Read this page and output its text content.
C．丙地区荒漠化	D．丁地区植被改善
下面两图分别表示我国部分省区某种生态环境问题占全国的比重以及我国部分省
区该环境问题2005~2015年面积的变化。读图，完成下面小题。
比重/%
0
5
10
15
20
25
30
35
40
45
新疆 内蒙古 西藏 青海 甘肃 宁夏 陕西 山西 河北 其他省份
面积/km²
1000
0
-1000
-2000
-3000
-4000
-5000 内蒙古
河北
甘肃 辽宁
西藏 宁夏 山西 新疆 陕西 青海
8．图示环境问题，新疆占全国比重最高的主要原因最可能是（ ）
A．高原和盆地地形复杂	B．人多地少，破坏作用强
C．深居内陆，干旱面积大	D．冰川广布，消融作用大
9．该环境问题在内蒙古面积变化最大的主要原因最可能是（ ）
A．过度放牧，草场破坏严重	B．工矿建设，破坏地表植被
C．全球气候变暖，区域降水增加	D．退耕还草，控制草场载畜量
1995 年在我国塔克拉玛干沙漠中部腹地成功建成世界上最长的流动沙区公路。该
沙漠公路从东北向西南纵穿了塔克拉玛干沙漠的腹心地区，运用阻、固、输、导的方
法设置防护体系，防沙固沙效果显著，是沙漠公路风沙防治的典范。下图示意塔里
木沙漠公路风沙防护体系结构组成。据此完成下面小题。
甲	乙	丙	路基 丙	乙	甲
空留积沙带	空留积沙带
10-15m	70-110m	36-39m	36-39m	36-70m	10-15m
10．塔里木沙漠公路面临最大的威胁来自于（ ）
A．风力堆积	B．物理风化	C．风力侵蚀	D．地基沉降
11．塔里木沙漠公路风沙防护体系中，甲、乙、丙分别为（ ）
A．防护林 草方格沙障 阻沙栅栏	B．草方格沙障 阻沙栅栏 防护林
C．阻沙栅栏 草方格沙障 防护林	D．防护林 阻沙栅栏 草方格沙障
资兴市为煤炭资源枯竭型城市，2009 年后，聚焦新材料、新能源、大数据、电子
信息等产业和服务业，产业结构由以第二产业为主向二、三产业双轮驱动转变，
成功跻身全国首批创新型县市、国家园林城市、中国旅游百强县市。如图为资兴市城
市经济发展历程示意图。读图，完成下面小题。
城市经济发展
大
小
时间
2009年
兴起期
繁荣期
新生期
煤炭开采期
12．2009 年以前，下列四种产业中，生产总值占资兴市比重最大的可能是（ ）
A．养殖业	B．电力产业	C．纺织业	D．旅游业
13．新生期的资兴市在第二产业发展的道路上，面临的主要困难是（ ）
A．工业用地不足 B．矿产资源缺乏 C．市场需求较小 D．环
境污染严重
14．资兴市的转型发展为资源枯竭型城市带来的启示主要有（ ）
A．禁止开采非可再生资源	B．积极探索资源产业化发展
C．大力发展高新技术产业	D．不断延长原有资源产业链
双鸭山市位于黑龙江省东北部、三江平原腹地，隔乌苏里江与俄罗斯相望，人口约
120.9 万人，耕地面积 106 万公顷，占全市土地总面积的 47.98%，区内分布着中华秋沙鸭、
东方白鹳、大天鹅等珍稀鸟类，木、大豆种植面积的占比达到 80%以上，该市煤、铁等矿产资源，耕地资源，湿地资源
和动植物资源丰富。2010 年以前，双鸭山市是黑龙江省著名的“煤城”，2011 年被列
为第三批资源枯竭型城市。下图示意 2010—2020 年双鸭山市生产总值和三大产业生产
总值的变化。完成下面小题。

□ □ □ □

The task
Search the data for "草方格沙障" and list every line in which it occurs.

Exercise output
A．防护林 草方格沙障 阻沙栅栏	B．草方格沙障 阻沙栅栏 防护林
C．阻沙栅栏 草方格沙障 防护林	D．防护林 阻沙栅栏 草方格沙障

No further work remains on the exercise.